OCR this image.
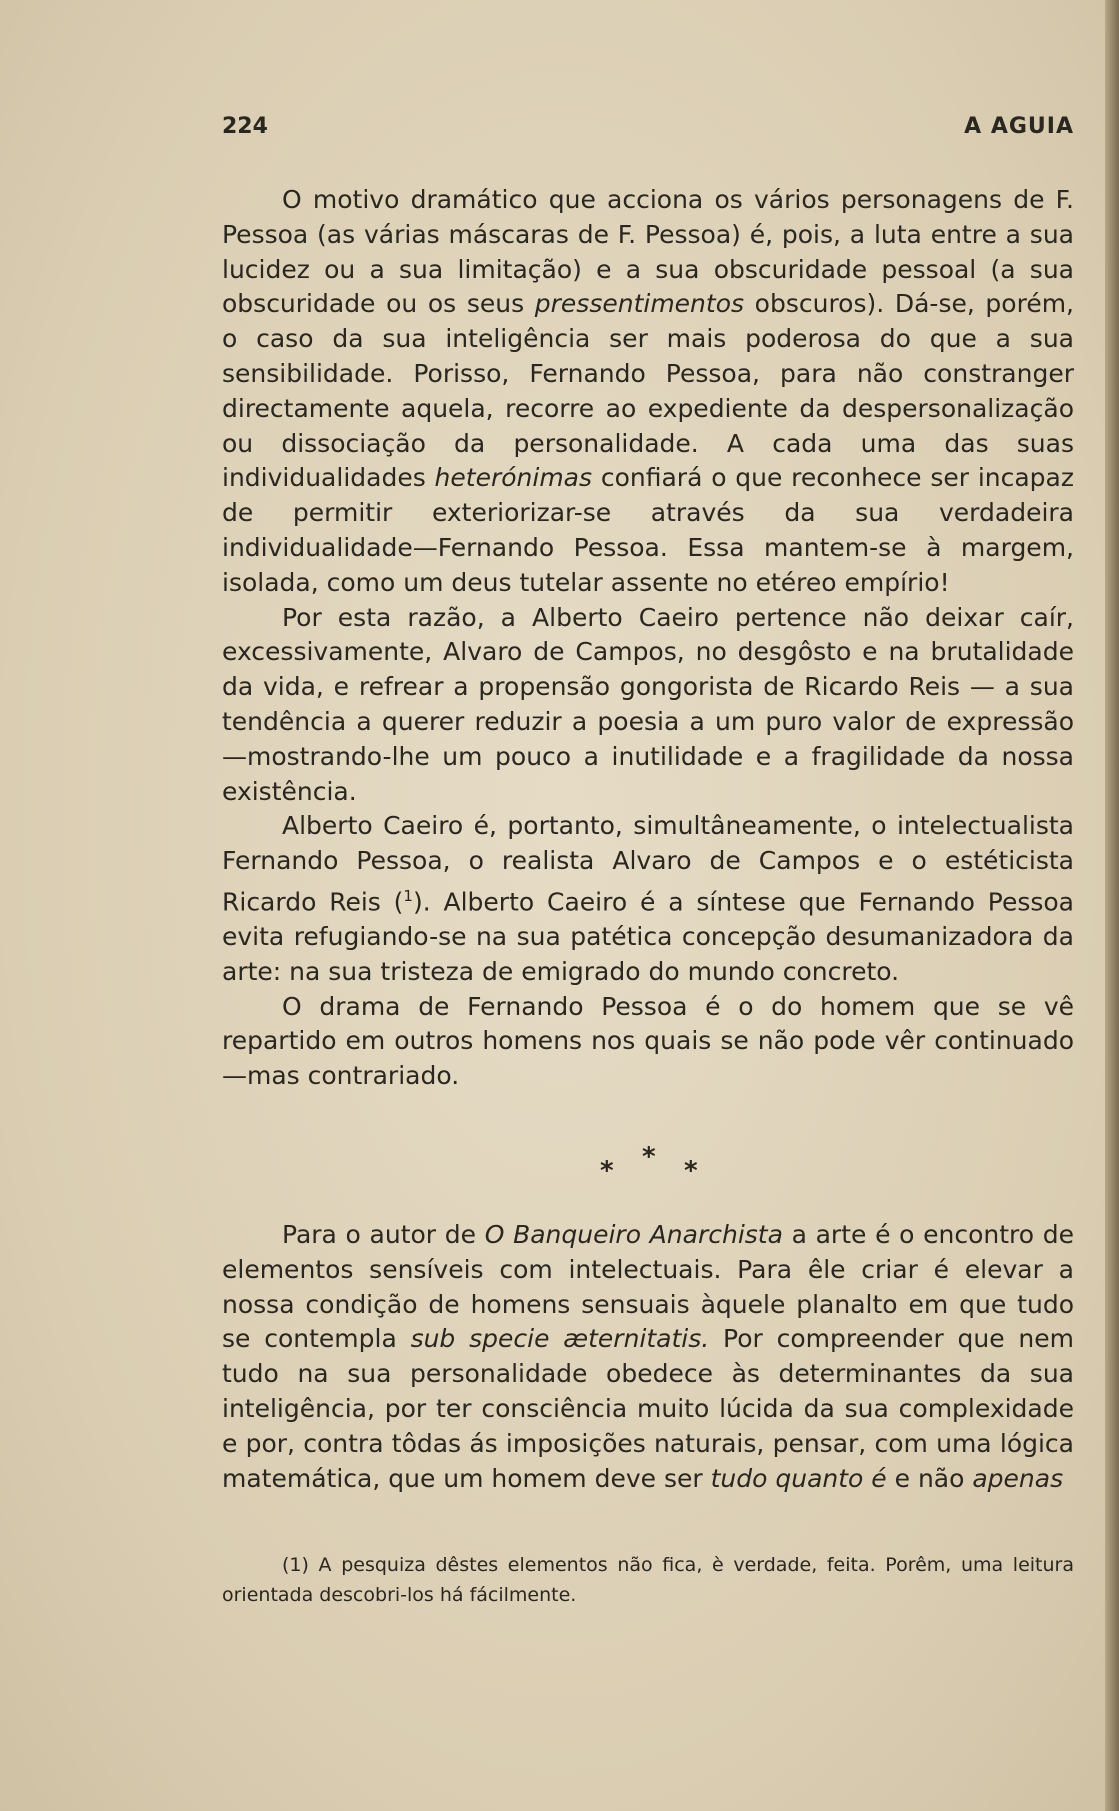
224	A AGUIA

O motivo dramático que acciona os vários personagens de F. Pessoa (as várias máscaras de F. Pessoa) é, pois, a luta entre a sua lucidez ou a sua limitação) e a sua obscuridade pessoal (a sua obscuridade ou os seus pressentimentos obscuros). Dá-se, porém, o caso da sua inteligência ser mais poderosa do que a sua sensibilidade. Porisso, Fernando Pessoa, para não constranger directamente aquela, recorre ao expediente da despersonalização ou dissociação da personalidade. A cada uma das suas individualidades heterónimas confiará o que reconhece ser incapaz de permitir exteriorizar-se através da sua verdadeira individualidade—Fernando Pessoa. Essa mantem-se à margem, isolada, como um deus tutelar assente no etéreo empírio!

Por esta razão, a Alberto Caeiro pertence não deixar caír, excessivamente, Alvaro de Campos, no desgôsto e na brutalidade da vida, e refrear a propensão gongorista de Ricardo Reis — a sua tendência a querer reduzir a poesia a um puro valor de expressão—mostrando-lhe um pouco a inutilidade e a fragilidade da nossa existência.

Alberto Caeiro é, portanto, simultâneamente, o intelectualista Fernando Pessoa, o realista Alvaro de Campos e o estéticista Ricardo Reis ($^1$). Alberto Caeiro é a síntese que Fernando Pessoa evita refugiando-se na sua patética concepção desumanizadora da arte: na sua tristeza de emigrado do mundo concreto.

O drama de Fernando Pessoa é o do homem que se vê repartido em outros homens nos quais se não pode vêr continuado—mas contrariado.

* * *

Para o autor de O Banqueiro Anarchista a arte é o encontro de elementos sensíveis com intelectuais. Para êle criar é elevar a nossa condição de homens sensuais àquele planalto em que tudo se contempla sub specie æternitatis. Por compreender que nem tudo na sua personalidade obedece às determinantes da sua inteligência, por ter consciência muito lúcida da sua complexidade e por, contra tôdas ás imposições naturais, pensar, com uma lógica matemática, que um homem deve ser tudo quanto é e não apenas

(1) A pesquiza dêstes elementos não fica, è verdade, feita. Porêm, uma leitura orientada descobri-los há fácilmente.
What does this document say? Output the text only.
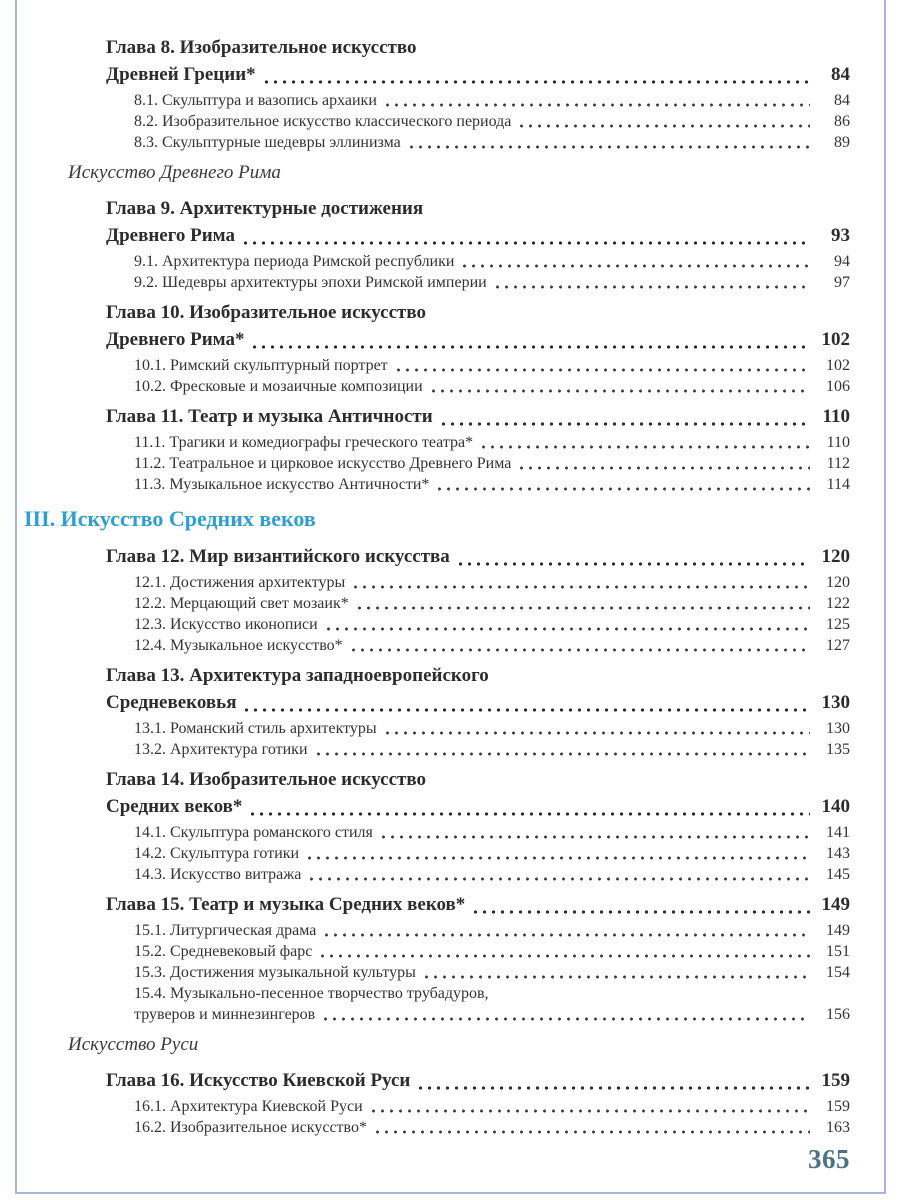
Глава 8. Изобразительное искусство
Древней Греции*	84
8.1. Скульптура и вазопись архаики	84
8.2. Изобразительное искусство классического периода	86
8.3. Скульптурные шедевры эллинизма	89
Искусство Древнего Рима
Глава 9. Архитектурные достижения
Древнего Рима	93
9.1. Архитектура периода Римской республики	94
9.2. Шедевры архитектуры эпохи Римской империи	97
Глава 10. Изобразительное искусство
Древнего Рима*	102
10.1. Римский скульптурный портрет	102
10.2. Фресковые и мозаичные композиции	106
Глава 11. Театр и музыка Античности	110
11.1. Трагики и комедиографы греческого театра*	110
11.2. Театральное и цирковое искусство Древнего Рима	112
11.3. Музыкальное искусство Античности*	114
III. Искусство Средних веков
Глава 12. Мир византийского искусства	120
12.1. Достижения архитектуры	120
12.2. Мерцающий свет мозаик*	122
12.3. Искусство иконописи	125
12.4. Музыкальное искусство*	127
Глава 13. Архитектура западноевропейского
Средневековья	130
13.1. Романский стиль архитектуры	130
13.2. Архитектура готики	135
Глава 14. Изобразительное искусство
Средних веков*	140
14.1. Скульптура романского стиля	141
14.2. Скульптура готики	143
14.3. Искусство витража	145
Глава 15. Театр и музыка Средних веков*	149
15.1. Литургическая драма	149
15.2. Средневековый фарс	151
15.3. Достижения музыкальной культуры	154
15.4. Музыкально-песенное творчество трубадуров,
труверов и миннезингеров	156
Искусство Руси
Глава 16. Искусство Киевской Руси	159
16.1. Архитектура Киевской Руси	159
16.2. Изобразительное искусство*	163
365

***

YOUR OBJECTIVE:
Your task is to gather every line with the word "elementos" and copy it.

FINAL RESULT:
Para o autor de O Banqueiro Anarchista a arte é o encontro de elementos sensíveis com intelectuais. Para êle criar é elevar a nossa condição de homens sensuais àquele planalto em que tudo se contempla sub specie æternitatis. Por compreender que nem tudo na sua personalidade obedece às determinantes da sua inteligência, por ter consciência muito lúcida da sua complexidade e por, contra tôdas ás imposições naturais, pensar, com uma lógica matemática, que um homem deve ser tudo quanto é e não apenas
(1) A pesquiza dêstes elementos não fica, è verdade, feita. Porêm, uma leitura orientada descobri-los há fácilmente.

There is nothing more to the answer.